Material supplied —
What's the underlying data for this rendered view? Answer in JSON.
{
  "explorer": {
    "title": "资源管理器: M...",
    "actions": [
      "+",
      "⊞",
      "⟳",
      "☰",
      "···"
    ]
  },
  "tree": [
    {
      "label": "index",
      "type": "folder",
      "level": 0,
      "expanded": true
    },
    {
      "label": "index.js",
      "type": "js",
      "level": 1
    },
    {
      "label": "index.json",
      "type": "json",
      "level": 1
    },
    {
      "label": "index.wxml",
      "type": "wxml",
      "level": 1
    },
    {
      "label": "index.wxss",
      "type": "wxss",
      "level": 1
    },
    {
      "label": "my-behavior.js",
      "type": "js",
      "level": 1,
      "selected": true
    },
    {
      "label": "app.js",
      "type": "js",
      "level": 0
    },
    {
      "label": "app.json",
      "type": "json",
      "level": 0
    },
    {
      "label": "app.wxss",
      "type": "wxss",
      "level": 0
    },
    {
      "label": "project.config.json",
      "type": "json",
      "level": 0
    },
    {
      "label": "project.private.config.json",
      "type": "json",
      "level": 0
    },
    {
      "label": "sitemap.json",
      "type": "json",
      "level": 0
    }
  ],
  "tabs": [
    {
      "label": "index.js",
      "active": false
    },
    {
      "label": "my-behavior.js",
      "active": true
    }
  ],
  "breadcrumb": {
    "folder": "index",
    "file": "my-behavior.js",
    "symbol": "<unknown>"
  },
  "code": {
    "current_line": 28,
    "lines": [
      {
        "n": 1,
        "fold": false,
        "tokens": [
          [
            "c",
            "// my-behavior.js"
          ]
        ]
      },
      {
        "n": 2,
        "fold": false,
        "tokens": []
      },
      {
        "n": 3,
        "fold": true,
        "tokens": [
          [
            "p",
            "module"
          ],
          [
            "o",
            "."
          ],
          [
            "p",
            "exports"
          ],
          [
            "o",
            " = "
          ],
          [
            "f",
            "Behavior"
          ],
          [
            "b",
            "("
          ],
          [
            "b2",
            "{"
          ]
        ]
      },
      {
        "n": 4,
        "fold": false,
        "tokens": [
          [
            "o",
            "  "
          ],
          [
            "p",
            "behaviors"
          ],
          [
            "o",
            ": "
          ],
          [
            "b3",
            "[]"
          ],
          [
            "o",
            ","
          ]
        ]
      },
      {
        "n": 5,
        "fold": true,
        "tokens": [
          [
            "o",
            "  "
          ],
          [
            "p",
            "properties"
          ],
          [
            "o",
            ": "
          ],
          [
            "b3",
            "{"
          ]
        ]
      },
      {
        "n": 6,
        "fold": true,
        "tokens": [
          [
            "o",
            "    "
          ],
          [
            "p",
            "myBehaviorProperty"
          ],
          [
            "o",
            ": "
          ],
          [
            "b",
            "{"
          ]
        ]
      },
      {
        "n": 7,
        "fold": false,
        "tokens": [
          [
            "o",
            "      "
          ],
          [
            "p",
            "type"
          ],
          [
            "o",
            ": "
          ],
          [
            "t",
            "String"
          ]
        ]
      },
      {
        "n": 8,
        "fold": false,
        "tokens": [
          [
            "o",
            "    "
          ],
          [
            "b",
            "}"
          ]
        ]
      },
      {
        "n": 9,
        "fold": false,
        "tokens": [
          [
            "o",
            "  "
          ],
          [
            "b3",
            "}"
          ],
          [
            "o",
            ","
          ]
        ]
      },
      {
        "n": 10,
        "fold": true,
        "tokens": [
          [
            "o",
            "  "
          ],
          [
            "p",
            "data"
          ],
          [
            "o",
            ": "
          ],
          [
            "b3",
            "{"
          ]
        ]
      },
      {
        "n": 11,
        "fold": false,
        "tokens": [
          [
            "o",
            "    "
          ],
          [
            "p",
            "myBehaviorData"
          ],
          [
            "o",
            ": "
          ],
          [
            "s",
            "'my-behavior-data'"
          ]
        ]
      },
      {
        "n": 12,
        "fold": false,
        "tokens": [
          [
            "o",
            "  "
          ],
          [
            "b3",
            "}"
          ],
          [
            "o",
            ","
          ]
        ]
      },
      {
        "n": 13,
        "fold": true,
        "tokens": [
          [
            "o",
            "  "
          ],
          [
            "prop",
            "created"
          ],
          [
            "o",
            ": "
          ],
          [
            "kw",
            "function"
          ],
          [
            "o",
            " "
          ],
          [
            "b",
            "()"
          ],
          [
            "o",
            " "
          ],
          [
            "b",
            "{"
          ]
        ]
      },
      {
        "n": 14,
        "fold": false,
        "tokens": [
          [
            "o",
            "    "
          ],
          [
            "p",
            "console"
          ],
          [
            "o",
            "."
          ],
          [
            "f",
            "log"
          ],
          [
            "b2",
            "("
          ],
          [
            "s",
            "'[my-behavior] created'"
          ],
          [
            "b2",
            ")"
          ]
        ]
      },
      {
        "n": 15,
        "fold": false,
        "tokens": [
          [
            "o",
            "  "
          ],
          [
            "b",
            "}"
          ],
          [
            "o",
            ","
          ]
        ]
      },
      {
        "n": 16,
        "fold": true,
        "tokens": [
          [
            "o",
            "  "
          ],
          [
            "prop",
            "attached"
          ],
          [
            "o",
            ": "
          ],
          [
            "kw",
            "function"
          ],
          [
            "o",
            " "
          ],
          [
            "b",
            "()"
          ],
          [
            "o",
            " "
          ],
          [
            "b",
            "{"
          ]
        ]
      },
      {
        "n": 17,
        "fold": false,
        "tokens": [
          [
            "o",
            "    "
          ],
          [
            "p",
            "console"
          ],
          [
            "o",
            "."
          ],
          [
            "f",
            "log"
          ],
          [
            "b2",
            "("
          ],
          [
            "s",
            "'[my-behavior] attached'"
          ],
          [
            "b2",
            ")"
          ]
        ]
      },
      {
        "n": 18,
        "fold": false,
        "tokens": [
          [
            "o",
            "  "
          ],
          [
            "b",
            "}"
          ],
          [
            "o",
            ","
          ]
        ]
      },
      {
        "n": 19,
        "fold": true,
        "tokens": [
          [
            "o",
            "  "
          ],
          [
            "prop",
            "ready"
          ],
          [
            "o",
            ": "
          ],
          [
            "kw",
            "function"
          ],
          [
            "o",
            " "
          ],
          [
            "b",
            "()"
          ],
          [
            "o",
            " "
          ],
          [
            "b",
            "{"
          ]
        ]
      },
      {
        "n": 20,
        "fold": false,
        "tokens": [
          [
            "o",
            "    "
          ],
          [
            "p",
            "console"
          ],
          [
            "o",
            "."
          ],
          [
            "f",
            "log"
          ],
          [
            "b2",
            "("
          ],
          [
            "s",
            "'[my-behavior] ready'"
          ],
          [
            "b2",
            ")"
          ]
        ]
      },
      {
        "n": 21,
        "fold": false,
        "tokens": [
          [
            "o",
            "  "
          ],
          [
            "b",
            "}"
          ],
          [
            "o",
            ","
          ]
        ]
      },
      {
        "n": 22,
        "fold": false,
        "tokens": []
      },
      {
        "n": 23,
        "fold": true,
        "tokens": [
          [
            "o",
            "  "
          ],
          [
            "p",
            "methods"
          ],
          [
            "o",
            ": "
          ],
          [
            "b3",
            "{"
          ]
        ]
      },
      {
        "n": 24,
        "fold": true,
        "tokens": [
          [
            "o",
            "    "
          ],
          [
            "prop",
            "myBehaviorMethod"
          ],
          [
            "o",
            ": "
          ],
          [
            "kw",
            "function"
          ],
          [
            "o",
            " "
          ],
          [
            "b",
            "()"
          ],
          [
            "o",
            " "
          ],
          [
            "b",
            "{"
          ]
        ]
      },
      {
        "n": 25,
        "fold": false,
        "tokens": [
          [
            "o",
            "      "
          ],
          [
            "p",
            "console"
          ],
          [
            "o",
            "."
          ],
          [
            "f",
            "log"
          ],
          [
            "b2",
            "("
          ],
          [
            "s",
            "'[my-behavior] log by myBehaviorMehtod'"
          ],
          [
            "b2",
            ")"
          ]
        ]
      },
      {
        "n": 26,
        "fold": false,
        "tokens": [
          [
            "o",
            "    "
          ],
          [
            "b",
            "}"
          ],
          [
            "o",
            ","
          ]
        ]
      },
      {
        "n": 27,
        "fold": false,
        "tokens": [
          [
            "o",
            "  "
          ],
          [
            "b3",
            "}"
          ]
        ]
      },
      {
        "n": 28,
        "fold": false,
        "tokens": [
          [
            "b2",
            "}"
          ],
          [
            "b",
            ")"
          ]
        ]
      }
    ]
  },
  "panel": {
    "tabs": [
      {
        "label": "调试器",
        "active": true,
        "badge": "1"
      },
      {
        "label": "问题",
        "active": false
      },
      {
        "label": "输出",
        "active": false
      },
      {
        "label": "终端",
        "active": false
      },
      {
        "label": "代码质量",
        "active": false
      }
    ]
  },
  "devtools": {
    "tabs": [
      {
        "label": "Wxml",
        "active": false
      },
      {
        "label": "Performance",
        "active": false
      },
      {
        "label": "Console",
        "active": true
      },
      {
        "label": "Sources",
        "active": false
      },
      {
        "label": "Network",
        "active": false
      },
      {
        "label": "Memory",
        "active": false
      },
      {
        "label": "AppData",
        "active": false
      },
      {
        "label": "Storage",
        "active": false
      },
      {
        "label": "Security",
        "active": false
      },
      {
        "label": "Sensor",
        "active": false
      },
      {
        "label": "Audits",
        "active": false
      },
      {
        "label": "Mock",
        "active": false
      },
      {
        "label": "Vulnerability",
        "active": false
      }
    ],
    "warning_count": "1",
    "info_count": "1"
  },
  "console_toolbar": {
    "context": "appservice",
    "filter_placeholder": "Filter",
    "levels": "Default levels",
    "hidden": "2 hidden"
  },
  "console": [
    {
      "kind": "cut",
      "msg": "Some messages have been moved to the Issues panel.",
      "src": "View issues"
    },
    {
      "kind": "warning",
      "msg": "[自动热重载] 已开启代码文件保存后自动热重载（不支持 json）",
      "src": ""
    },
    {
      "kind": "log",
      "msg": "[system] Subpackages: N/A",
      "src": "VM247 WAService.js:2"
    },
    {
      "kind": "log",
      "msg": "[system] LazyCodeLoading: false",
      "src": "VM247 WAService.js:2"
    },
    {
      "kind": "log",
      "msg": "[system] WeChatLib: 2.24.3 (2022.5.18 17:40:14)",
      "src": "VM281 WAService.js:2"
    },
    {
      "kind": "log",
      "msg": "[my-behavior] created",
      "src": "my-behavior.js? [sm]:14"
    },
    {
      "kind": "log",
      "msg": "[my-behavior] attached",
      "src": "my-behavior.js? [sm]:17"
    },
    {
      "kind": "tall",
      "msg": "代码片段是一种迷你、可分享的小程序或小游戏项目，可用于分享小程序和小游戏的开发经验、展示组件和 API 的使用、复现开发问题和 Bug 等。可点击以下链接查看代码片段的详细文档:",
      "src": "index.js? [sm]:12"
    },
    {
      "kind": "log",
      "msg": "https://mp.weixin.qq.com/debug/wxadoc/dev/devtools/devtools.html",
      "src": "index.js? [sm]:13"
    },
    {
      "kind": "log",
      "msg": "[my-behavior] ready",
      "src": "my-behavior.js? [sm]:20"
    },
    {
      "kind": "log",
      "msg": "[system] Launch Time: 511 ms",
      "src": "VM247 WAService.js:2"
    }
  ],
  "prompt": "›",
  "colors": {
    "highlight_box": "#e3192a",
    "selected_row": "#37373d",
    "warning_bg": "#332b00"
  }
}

Your goal —
Show every line in the records above that contains the word "wxss".

Exercise response —
      "label": "index.wxss",
      "type": "wxss",
      "label": "app.wxss",
      "type": "wxss",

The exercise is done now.